> _Assigned task_: Write only the number of lines below in which "verurteilt" occurs.

(Items listed in a dataset)
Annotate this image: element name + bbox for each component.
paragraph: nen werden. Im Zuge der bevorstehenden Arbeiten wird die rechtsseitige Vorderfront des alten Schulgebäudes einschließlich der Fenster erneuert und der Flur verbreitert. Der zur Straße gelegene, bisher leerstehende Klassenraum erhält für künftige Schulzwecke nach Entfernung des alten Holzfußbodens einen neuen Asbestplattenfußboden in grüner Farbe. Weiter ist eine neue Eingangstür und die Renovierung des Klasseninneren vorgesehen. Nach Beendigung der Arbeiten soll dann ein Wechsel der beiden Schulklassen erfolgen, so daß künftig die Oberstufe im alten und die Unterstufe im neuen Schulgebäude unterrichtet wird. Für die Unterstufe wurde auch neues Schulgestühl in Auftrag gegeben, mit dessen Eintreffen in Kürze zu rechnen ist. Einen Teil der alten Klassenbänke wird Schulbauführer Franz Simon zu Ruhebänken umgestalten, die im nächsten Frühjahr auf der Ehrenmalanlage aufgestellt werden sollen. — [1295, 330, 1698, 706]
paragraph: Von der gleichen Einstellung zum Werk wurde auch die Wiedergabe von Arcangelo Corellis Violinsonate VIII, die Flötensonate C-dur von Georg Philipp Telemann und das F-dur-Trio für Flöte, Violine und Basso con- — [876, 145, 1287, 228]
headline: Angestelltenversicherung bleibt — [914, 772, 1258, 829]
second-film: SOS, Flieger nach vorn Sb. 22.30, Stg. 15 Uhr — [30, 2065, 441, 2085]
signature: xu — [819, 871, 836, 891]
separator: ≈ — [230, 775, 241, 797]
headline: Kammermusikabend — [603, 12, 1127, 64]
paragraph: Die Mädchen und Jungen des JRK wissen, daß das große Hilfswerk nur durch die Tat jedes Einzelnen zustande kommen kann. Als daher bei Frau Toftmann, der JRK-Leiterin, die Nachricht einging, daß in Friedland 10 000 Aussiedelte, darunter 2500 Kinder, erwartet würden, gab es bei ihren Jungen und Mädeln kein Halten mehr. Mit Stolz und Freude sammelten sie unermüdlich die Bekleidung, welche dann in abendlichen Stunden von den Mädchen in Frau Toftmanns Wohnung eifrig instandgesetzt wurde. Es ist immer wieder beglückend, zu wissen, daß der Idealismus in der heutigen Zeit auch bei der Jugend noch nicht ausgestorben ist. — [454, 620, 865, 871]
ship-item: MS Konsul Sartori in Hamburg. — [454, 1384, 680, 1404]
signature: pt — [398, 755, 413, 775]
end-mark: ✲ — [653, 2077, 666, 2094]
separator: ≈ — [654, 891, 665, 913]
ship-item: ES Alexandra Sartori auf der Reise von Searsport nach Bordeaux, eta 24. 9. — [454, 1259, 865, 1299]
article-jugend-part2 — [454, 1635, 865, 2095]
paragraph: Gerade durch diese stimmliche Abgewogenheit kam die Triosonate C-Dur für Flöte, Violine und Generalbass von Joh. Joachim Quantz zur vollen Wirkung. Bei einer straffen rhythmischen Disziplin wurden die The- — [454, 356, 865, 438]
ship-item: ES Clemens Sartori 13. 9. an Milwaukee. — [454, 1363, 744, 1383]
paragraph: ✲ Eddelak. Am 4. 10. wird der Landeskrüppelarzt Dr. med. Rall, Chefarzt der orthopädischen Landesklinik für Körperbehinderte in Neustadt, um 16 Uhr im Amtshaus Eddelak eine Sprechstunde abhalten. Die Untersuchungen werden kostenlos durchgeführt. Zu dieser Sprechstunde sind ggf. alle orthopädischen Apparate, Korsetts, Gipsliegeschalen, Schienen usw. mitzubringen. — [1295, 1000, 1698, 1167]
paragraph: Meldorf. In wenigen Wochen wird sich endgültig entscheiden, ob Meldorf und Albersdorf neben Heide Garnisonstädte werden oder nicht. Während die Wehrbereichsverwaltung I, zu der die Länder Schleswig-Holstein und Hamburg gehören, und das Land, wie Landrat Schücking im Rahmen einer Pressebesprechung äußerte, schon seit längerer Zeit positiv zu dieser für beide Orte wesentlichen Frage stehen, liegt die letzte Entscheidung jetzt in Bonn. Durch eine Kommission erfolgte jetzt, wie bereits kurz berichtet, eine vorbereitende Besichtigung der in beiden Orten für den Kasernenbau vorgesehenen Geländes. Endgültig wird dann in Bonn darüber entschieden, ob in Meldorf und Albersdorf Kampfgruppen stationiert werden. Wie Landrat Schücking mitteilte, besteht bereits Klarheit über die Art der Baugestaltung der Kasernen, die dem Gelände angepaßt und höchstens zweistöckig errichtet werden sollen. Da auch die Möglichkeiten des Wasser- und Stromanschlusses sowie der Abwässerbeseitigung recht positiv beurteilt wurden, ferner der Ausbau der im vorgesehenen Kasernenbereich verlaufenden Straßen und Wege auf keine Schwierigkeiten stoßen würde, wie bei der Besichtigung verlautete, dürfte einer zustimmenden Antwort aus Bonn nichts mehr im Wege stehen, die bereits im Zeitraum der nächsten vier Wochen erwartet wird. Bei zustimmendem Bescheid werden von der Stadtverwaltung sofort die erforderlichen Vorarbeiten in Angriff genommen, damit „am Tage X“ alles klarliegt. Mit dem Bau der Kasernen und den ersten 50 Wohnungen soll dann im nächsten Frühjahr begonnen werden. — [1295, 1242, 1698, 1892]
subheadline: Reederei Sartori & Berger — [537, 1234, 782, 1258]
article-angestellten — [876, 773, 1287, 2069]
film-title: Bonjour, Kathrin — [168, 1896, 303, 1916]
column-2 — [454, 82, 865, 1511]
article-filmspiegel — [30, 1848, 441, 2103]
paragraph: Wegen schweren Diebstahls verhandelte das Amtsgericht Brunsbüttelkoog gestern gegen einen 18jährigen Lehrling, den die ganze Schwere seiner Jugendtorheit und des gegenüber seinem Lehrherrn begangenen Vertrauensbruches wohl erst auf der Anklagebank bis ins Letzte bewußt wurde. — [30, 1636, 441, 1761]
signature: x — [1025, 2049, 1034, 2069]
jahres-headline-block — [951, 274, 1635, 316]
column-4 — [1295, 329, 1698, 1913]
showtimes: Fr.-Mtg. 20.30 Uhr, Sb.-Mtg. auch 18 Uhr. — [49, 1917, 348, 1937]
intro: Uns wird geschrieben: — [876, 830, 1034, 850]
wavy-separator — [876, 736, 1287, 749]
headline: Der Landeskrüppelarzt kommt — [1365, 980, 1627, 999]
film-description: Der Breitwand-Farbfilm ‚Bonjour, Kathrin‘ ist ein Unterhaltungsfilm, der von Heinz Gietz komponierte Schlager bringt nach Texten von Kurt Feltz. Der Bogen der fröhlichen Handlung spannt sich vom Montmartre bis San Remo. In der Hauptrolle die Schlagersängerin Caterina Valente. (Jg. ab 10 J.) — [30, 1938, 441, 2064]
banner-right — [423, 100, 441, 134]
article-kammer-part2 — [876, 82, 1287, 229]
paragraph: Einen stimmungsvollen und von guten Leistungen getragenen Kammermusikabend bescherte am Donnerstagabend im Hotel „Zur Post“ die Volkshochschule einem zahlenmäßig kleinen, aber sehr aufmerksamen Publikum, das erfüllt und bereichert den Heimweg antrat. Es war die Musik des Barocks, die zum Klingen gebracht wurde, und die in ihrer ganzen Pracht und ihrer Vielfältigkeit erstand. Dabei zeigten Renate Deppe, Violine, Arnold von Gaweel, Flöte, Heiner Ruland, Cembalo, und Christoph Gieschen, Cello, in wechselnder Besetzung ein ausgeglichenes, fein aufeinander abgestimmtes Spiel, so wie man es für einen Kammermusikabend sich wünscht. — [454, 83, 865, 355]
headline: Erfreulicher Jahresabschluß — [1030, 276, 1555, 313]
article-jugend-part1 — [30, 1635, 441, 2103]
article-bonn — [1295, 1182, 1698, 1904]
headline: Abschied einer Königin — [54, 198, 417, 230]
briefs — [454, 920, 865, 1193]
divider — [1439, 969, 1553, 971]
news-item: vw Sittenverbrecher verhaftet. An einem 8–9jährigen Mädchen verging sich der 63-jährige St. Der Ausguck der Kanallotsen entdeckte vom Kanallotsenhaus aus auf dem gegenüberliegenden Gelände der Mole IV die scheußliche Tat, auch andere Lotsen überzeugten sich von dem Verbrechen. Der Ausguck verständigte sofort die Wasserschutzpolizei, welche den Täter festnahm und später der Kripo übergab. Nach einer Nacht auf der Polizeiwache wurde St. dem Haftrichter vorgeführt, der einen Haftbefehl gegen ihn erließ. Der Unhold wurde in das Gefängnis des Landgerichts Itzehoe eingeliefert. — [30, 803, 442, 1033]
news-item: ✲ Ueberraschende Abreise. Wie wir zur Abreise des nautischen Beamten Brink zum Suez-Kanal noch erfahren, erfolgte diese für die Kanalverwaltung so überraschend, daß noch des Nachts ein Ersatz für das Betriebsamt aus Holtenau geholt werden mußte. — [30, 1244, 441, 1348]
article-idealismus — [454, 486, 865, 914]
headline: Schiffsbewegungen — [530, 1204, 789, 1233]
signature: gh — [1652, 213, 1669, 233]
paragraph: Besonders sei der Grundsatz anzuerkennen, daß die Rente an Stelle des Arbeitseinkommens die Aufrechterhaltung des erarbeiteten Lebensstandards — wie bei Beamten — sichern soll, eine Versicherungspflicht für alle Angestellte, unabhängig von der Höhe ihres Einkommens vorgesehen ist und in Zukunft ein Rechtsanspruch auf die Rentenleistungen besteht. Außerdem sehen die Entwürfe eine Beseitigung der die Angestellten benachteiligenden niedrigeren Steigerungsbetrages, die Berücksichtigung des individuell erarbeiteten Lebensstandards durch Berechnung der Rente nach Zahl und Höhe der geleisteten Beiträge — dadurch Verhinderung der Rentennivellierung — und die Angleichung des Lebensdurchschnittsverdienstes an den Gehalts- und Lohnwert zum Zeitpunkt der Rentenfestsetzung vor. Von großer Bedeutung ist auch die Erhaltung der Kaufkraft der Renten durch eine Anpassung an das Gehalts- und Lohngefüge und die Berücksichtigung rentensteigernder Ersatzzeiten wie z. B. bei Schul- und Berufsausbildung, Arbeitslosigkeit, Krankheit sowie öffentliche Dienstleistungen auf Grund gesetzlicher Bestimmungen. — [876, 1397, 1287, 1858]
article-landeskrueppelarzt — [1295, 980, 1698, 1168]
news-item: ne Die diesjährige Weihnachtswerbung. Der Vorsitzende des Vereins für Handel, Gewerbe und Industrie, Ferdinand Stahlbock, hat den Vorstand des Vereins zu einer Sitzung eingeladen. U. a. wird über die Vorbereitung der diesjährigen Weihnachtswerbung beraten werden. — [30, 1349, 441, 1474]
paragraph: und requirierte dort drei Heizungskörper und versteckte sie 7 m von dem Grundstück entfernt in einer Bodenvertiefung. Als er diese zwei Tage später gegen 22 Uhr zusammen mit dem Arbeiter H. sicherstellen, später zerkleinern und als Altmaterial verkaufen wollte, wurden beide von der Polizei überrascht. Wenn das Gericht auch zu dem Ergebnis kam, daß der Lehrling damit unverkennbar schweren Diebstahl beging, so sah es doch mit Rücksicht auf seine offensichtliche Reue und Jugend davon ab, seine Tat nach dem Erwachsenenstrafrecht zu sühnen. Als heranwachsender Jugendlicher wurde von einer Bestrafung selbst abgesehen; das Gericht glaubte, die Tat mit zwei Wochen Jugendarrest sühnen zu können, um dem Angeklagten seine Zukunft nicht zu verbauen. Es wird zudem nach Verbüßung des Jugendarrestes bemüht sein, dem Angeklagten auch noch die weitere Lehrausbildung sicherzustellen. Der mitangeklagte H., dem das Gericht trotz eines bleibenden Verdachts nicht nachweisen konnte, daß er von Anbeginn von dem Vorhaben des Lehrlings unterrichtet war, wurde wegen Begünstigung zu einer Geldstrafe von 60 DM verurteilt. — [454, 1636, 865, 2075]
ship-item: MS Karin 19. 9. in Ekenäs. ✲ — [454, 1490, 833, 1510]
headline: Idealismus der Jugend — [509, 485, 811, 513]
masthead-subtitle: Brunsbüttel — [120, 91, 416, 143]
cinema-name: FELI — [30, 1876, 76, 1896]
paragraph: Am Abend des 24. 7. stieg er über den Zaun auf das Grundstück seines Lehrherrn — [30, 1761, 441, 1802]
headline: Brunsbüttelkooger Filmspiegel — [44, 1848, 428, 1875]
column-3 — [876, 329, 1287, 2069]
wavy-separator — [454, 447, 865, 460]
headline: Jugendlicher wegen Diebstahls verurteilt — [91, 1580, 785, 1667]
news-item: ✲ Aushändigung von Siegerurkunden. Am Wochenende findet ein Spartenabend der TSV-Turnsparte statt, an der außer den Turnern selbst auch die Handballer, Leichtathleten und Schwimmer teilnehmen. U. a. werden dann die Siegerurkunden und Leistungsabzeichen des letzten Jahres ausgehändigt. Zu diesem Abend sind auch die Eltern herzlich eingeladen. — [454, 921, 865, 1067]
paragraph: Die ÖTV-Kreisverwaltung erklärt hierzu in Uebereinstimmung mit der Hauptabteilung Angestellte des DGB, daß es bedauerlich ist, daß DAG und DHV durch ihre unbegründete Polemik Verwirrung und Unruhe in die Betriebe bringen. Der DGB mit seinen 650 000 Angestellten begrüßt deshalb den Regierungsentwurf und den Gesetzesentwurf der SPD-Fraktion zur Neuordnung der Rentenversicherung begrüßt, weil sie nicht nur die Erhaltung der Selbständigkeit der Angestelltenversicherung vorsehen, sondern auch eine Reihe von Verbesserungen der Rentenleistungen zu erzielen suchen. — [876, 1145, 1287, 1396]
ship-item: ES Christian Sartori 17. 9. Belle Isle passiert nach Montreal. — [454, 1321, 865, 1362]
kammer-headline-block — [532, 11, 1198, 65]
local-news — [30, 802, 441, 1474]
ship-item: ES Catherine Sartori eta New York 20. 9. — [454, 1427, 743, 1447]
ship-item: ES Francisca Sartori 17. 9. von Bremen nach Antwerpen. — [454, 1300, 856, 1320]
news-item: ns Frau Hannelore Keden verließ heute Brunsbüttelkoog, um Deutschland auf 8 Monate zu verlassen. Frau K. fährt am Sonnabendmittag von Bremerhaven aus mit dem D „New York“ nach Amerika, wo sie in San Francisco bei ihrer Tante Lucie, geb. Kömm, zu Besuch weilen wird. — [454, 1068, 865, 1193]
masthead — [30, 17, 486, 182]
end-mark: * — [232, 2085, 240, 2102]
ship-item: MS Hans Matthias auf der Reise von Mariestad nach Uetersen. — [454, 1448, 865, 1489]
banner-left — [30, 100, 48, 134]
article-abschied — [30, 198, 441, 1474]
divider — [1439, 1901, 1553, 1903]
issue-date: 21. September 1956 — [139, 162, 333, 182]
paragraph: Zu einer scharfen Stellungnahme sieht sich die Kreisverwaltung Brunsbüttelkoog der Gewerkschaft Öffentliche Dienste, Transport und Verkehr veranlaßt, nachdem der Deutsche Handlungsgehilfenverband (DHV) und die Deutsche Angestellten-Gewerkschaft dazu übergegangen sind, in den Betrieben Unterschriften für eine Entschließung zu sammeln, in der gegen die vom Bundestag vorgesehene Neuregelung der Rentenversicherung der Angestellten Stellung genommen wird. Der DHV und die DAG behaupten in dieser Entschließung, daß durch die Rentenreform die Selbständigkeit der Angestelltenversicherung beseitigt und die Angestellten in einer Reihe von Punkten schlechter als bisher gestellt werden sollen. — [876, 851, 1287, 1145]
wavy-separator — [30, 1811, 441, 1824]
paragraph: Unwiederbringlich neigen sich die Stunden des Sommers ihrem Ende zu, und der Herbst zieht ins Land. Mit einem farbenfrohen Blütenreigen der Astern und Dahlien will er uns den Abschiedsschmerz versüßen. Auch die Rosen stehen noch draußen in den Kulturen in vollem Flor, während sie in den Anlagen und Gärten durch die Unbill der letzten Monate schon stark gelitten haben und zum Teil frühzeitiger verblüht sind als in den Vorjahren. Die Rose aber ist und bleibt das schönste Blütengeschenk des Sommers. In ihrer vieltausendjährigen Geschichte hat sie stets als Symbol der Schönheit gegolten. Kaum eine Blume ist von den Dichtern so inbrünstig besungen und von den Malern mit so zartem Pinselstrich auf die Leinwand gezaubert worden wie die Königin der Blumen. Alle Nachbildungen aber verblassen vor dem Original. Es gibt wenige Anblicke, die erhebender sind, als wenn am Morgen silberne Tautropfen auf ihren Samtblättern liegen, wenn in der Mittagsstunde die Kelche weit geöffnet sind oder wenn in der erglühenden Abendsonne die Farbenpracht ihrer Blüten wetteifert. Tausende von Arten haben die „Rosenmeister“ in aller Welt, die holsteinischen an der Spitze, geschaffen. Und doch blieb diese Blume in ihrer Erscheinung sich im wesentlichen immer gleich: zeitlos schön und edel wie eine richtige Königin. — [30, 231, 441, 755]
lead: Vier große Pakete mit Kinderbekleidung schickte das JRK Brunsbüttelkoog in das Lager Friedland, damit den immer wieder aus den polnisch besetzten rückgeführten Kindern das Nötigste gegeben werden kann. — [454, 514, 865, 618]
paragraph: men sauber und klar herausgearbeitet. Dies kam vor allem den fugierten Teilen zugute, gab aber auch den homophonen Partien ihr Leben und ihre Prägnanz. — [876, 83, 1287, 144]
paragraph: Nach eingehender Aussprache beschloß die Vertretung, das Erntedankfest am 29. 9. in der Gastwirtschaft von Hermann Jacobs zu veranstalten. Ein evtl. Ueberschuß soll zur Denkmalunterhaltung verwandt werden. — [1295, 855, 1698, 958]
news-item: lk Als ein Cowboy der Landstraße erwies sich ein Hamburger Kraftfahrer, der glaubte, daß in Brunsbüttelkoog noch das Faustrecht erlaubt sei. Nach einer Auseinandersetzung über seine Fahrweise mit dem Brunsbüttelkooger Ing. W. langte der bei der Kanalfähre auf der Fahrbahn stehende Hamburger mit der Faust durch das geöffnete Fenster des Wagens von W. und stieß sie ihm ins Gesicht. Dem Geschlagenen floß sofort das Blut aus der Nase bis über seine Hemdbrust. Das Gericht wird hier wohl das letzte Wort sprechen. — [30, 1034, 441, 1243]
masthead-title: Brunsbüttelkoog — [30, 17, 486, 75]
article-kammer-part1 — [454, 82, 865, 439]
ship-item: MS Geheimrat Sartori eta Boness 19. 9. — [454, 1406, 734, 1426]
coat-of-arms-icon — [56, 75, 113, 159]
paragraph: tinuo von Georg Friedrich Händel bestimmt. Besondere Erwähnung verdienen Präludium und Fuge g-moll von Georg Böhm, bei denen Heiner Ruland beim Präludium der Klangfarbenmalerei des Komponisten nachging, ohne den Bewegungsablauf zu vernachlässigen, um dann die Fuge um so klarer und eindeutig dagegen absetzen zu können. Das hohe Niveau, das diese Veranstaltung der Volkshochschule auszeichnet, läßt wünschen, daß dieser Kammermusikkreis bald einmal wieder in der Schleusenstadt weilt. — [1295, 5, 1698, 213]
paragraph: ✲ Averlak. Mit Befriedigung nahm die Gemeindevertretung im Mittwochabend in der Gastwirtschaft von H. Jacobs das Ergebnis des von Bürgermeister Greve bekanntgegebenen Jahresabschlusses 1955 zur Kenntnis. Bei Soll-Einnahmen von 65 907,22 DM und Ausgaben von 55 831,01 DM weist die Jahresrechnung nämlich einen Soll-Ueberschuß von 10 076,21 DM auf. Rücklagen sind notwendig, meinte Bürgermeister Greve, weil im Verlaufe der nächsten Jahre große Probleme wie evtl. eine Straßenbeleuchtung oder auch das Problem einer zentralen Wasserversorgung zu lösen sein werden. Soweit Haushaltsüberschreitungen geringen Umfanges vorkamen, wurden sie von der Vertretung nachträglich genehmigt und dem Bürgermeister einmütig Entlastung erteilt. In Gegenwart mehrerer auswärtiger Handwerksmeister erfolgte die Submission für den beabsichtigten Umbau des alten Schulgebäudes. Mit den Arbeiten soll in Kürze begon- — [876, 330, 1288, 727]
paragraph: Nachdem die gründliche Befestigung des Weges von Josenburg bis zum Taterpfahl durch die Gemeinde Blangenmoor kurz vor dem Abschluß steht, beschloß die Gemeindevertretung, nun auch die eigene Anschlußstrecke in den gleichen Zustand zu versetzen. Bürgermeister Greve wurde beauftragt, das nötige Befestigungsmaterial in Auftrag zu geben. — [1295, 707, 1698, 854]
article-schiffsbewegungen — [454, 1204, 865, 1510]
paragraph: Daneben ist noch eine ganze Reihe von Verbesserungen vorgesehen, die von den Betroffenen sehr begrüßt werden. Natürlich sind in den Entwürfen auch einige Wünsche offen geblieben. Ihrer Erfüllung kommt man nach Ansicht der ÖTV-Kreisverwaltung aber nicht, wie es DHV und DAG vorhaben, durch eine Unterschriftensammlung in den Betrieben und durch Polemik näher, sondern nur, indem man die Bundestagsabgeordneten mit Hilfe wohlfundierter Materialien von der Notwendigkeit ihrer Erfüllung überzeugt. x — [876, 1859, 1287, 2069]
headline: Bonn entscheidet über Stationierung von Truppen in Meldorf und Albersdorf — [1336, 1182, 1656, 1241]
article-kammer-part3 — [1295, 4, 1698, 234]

> _Output_: 2